## [TASK PROMPT]
Gather every line that includes the word "this", please.

>> START

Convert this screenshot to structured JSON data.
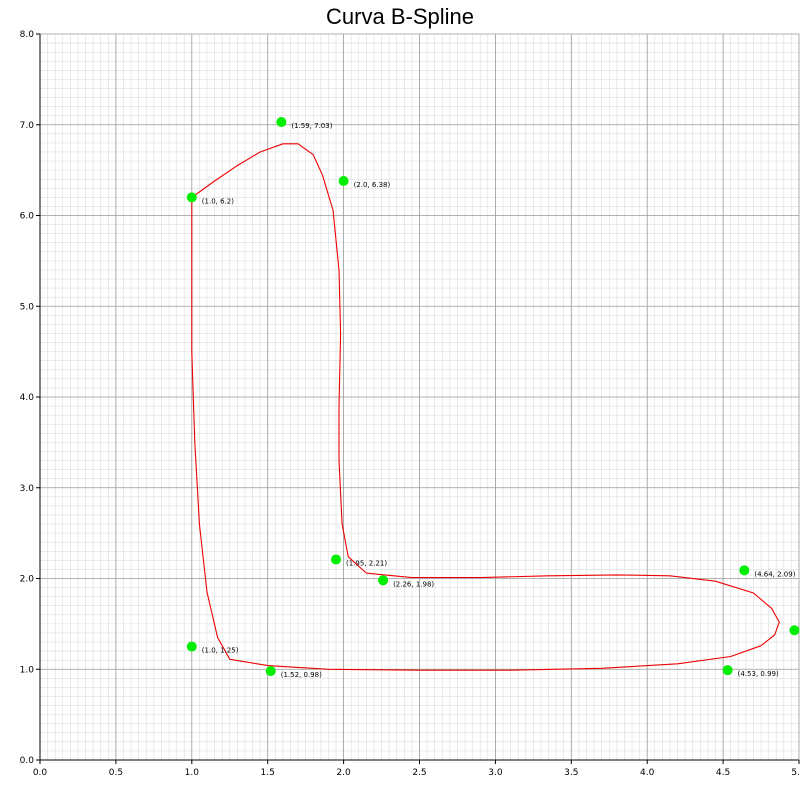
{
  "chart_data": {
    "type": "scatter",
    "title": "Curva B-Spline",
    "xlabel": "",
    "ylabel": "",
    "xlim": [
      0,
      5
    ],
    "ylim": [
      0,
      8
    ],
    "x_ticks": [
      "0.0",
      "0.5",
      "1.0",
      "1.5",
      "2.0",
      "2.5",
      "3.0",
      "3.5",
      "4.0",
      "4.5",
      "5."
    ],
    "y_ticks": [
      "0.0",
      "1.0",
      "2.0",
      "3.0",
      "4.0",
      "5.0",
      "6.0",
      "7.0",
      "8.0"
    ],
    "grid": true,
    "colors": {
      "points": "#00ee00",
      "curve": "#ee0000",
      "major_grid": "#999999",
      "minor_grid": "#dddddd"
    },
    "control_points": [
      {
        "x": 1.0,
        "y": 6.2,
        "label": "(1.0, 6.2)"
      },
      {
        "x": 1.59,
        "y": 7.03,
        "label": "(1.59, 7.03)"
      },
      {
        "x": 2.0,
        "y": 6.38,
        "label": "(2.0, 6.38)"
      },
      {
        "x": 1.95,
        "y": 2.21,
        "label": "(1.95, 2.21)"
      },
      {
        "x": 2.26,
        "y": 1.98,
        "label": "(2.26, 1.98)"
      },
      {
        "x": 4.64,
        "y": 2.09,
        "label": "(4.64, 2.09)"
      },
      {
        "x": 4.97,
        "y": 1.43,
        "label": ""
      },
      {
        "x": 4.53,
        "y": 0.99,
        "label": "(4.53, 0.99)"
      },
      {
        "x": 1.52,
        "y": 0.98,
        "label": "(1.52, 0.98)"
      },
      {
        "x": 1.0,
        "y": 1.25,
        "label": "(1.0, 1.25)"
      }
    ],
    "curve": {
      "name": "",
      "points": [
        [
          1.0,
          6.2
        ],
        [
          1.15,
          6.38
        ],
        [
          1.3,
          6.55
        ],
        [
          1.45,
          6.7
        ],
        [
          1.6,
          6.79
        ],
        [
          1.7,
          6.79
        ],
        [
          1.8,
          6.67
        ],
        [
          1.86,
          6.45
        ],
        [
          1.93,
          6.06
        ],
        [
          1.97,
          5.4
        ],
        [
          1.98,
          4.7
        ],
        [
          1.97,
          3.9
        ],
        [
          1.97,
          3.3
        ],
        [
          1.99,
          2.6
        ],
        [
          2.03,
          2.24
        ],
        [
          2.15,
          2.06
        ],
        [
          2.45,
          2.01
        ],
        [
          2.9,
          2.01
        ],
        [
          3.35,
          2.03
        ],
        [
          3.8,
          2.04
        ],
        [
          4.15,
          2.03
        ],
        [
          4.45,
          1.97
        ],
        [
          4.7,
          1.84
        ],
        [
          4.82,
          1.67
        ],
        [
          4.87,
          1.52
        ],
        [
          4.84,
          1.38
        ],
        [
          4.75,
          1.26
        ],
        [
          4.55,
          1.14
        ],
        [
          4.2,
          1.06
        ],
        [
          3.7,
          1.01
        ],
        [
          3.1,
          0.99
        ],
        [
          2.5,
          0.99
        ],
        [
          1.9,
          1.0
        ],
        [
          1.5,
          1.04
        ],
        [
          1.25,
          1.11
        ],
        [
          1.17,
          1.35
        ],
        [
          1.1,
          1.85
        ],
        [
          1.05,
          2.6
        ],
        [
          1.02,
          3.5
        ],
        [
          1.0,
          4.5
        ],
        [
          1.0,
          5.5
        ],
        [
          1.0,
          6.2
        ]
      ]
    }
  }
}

>> END
>> START

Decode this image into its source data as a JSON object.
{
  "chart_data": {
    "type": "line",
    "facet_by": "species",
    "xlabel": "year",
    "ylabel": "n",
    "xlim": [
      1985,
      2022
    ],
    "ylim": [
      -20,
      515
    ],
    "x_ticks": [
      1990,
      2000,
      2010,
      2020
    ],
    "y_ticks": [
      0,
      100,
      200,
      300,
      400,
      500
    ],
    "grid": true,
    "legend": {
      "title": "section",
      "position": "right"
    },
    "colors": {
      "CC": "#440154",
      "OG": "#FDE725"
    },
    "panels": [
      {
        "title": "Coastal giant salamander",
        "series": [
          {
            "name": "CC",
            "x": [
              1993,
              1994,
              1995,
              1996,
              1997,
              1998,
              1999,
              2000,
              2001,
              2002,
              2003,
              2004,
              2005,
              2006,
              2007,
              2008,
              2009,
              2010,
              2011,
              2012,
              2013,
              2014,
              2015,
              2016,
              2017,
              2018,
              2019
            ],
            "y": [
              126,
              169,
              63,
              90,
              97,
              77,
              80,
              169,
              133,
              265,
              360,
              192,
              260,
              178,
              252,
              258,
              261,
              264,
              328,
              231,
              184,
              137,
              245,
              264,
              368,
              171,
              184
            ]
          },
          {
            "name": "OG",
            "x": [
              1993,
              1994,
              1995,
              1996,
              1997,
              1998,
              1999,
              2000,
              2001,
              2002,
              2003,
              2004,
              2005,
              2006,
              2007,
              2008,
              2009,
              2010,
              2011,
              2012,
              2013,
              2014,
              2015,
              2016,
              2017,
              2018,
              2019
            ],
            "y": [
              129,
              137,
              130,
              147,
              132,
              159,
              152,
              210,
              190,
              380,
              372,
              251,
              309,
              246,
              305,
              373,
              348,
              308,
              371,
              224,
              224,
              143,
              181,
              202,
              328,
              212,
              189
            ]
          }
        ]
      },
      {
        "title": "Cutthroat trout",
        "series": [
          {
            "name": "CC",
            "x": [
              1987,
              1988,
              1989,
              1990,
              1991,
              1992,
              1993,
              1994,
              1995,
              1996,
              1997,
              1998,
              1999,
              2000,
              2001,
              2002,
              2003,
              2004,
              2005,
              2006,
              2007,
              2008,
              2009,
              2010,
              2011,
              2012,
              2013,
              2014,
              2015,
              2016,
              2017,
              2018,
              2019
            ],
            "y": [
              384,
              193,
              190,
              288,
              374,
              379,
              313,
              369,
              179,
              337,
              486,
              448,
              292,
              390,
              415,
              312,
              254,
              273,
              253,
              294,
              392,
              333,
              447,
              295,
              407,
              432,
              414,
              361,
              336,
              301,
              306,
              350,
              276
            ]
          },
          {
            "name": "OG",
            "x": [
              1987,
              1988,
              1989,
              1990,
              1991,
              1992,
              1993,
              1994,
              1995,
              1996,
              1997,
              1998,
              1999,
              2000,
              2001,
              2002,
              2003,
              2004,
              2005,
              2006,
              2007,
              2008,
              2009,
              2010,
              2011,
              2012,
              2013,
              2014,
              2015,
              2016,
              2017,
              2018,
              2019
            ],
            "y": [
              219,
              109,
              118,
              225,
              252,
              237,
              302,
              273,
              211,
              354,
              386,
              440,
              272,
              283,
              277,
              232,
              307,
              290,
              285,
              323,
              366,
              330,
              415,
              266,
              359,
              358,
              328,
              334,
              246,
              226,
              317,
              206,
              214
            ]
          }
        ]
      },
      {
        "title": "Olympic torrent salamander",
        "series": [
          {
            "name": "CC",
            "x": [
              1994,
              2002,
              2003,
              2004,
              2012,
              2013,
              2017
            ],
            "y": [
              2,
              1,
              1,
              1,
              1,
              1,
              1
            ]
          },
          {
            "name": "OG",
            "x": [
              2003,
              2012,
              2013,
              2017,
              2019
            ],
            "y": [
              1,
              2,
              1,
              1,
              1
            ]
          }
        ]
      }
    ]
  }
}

>> END

## [OUTPUT BELOW]
Convert this screenshot to structured JSON data.
Decode this image into its source data as a JSON object.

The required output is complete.